İstenen iş A:
Aşağıdaki satırların başından başlayıp "x-tick-label: 0.01 xyxy=(315,421,364,446)" ifadesini içeren satırla biten bölümü numaralı liste biçiminde düzenle; iki uç da dahil olsun, boş satırlar atlansın.

━━━━━━━━━━━━━━━━━━━━━━━━━━━━━━

Yerli ve milli kredi derecelendirme kuruluşu ne kadar yerli ve milli? Ulusal ve uluslararası gücü ne boyutta?

İstanbul merkezli JCR Avrasya Derecelendirme Şirketi’nin yüzde 85’inin satın alınması yerli ve milli kredi derecelendirme kuruluşu için ilk adım oldu. Ancak bu şirket, Türkiye’ye kredi notu veremeyecek. Dünyanın yüzde 95’i hâlâ "Üç Büyükler"in elinde

Fotoğraf: DPA

Dünyanın en büyük üç kredi kuruluşu Moody’s, Standart & Poor's (S&P) ve Fitch’in son yıllarda Türkiye için açıkladıkları düşük kredi notlarından sonra gündeme gelen yerli ve milli kredi derecelendirme kuruluşu için ilk adım atıldı. 

Türkiye Bankalar Birliği’den (TBB) yapılan açıklamaya göre aralarında, Borsa İstanbul, Türkiye Sermaye Piyasaları Birliği, Türkiye Sigorta, Reasürans ve Emeklilik Şirketleri Birliği, Finansal Kurumlar Birliği ve 17 bankanın olduğu finansal kurumlar, İstanbul merkezli JCR Avrasya Derecelendirme Şirketi A.Ş. (JCR-ER)’nin yüzde 85,05 hissesini satın aldı.

28 Kasım 2019’da imzalanan pay devir ve hissedarlar sözleşmesi kapsamında oluşan yeni ortaklık, finansal piyasalardan borçlanmak isteyen şirketlerin kredi değerliliğini tespit edecek. 

Hisse devrinin tamamlanmasının ardından JCR Avrasya’nın yeni ortaklık yapısında Borsa İstanbul, yüzde 18,05, şirketin devirden önceki kurucu ortakları arasında yer alan Japan Credit Rating Agency yüzde 14,95, Finansal Kurumlar Birliği, Türkiye

Sermaye Piyasaları Birliği ve Türkiye Sigorta, Reasürans ve Emeklilik Şirketleri Birliği, yüzde 6’şar paya sahip olacak. 

17 bankanın her birinin ise yüzde 2,86 hissesi olacak. Yani bankaların, yeni ortaklık yapısındaki payı, yüzde 85,05’lik devredilen hissenin yüzde 57. Kamu bankalarının oranı ise yaklaşık yüzde 20.

━━━━━━━━━━━━━━━━━━━━━━━━━━━━━━

İstenen iş B:
Aşağıdaki ifadeler seçilen metinle uyuşuyor mu? Her biri için evet ya da hayır de ve kararı belirleyen sözleri metinden aynen alıntıla.
(i) Finansal kurumlar JCR Avrasya'nın yüzde 85,05 hissesini satın aldı.
(ii) Bu şirket Türkiye'ye kredi notu verebilecek.
(iii) Yeni ortaklık yapısında Borsa İstanbul'un payı yüzde 14,95 olacak.

━━━━━━━━━━━━━━━━━━━━━━━━━━━━━━

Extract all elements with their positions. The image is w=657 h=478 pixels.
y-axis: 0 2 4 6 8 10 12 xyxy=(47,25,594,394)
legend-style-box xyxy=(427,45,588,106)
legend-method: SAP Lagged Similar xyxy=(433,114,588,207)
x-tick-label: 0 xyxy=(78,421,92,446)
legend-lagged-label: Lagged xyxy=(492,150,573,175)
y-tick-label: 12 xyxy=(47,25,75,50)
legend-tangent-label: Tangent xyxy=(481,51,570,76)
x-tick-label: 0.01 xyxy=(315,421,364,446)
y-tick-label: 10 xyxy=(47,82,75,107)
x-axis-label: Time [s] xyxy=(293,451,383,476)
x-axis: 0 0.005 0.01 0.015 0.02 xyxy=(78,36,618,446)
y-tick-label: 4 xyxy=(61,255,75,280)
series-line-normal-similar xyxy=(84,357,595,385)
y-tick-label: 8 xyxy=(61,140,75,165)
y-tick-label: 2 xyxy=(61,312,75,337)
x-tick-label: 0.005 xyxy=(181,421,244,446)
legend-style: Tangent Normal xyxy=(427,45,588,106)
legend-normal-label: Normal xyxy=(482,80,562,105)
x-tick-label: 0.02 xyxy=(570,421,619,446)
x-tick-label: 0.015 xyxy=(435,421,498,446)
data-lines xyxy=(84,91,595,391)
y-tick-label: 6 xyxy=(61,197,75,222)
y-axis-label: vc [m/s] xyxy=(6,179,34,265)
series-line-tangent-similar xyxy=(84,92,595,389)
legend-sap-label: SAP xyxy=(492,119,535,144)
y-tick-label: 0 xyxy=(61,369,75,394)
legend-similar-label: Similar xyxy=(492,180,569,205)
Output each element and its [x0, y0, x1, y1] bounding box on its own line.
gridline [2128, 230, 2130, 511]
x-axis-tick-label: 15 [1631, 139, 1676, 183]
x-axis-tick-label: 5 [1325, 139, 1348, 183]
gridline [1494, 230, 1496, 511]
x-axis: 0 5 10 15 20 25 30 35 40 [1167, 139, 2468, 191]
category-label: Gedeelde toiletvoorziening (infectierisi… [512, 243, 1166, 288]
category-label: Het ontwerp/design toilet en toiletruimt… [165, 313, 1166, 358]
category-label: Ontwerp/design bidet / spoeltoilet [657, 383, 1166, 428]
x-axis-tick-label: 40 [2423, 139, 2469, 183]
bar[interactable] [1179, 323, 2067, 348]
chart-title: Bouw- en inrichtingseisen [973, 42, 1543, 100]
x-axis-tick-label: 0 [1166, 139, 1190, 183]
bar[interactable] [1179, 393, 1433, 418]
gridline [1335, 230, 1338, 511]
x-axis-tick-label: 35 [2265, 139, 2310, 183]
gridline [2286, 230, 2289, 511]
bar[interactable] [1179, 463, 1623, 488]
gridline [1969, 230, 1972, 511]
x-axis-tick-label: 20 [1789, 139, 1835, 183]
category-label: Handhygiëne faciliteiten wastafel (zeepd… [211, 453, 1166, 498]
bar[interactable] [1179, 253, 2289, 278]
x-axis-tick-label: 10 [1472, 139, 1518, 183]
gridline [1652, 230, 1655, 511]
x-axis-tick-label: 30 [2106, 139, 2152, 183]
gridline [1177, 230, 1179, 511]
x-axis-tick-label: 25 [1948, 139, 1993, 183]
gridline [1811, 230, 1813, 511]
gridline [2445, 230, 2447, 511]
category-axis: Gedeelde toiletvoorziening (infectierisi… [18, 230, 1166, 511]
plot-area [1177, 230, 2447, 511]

━━━━━━━━━━━━━━━━━━━━━━━━━━━━━━

Yazılı yanıt A:
1. Extract all elements with their positions. The image is w=657 h=478 pixels.
2. y-axis: 0 2 4 6 8 10 12 xyxy=(47,25,594,394)
3. legend-style-box xyxy=(427,45,588,106)
4. legend-method: SAP Lagged Similar xyxy=(433,114,588,207)
5. x-tick-label: 0 xyxy=(78,421,92,446)
6. legend-lagged-label: Lagged xyxy=(492,150,573,175)
7. y-tick-label: 12 xyxy=(47,25,75,50)
8. legend-tangent-label: Tangent xyxy=(481,51,570,76)
9. x-tick-label: 0.01 xyxy=(315,421,364,446)

Yazılı yanıt B:
(i) Evet: "İstanbul merkezli JCR Avrasya Derecelendirme Şirketi A.Ş. (JCR-ER)’nin yüzde 85,05 hissesini satın aldı."
(ii) Hayır: "Ancak bu şirket, Türkiye’ye kredi notu veremeyecek."
(iii) Hayır: "Borsa İstanbul, yüzde 18,05"